╭─ Records for this exercise
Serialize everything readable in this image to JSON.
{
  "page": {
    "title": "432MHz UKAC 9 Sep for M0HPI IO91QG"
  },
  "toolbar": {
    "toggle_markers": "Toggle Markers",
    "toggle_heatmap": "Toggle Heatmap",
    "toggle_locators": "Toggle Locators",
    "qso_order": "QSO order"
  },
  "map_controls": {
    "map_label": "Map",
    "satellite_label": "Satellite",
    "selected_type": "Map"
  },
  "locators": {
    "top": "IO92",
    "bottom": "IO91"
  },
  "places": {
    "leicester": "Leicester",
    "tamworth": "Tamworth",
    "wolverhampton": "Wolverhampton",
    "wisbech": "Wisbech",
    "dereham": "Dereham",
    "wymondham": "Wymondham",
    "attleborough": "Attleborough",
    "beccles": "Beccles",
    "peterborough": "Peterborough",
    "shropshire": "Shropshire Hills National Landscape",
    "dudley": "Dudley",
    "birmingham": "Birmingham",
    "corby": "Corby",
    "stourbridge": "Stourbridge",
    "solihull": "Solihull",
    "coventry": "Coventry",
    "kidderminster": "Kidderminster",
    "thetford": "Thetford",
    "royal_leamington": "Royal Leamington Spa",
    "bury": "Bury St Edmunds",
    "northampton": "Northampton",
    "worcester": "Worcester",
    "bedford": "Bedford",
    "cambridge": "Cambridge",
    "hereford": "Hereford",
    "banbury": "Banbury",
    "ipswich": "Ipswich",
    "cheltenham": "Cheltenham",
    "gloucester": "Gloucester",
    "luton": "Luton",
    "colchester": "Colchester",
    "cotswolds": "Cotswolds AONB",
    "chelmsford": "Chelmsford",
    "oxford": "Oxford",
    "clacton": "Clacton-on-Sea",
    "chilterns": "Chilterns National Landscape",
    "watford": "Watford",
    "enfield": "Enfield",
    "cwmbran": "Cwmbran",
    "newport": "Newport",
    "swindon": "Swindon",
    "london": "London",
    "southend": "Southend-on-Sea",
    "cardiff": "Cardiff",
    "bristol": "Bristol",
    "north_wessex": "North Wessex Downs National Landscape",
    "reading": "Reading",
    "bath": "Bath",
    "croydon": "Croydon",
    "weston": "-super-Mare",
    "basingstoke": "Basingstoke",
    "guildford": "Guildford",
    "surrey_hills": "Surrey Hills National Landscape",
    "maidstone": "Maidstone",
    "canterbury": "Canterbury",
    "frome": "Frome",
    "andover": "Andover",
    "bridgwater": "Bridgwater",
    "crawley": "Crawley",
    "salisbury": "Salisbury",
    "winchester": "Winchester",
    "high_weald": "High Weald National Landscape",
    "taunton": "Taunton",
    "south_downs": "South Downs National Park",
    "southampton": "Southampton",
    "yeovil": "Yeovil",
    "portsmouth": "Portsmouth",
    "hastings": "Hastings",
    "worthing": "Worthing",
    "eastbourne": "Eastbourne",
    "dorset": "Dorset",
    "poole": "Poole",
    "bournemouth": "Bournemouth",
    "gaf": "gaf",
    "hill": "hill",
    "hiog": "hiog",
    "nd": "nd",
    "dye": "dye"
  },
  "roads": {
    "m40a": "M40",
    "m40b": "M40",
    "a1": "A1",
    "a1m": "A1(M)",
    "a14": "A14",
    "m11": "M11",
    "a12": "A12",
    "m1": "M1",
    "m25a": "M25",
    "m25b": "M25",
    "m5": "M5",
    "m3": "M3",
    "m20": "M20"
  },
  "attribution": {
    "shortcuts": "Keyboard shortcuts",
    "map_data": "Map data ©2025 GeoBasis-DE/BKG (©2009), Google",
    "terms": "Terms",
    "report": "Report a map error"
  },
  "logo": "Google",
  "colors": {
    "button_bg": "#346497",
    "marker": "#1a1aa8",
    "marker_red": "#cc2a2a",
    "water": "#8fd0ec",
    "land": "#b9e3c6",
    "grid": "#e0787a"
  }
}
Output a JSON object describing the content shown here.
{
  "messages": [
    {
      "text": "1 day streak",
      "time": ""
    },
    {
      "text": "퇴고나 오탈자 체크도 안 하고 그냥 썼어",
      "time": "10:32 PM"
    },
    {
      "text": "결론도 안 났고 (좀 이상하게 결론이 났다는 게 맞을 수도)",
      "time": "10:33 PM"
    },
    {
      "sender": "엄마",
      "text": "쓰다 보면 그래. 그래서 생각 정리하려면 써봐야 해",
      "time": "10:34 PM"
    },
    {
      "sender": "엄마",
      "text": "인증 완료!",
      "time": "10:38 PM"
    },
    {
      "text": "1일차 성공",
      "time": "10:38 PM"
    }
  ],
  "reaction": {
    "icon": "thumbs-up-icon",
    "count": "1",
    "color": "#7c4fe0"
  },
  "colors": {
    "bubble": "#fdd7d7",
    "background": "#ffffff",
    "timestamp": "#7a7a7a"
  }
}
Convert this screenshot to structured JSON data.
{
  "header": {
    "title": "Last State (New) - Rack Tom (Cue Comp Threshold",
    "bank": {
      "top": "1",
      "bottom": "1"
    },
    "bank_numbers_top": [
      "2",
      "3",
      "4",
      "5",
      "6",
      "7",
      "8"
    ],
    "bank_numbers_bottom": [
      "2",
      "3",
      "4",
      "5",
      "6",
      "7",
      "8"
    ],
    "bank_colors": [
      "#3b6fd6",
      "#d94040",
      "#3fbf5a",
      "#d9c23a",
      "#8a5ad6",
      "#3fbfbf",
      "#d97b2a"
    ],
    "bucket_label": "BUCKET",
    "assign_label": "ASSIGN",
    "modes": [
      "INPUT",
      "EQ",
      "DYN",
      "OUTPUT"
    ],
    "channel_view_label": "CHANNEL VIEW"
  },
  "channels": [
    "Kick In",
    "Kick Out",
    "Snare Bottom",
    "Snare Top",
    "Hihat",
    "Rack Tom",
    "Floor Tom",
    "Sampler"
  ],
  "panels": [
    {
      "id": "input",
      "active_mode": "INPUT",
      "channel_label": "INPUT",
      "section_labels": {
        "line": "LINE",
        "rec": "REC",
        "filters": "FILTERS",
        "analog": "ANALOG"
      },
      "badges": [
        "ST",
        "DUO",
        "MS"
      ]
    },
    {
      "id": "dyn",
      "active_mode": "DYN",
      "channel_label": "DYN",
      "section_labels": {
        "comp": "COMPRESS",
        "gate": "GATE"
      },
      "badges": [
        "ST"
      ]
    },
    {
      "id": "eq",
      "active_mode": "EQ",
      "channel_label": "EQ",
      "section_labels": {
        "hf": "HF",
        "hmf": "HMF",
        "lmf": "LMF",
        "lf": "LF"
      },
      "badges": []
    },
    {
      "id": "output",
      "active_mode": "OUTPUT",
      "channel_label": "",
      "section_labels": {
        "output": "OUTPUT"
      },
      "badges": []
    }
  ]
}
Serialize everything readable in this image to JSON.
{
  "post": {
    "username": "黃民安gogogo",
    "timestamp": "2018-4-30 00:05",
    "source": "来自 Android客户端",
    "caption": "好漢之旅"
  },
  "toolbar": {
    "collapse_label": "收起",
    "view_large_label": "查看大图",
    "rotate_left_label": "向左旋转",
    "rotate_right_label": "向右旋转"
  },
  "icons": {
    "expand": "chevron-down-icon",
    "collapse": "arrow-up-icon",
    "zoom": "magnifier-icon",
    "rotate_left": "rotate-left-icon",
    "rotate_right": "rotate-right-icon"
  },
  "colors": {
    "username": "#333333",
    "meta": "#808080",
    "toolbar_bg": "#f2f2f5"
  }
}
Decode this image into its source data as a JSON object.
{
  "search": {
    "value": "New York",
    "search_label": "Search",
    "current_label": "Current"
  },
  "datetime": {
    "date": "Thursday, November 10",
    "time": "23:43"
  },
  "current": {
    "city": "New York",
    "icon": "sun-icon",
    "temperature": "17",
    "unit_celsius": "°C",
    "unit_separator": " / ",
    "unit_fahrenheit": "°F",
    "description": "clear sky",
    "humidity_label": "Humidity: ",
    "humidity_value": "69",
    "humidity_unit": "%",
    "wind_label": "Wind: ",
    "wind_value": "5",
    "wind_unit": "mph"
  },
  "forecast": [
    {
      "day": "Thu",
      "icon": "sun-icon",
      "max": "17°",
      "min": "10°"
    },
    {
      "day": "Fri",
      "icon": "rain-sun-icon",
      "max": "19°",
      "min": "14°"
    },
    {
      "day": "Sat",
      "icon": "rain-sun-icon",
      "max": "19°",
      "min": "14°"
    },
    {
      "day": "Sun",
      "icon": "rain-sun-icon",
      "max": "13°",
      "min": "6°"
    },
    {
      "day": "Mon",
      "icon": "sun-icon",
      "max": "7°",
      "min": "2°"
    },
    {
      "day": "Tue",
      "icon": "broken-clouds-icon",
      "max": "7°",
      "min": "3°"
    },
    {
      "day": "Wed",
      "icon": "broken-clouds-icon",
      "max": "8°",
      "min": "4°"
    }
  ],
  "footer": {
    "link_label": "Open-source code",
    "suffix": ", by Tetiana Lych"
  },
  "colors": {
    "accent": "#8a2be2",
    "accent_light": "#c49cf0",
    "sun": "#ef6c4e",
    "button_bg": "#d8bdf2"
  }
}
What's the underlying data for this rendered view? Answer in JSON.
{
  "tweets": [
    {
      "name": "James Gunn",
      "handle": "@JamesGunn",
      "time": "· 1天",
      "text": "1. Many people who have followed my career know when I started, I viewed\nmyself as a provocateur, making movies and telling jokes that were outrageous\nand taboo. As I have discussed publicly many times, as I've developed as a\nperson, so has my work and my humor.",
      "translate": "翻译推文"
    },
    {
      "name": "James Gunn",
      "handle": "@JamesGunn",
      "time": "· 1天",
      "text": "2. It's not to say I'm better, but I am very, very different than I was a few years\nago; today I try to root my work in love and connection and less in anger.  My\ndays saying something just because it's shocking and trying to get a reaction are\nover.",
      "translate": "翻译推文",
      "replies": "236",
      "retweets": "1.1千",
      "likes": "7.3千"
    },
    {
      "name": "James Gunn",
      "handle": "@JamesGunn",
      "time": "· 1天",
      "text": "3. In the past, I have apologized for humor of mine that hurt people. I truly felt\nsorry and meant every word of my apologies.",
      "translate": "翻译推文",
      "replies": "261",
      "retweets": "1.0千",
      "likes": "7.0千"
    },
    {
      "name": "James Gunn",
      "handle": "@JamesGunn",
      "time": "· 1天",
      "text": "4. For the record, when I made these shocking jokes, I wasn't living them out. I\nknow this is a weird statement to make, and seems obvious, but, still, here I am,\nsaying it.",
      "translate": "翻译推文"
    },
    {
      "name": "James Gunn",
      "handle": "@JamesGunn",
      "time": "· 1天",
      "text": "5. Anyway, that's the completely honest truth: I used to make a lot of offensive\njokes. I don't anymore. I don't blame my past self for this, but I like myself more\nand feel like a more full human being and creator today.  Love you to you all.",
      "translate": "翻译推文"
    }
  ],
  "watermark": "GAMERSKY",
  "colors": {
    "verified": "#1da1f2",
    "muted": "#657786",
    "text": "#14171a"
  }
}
╰─
Report only how many lines in the entries contain "Google".

2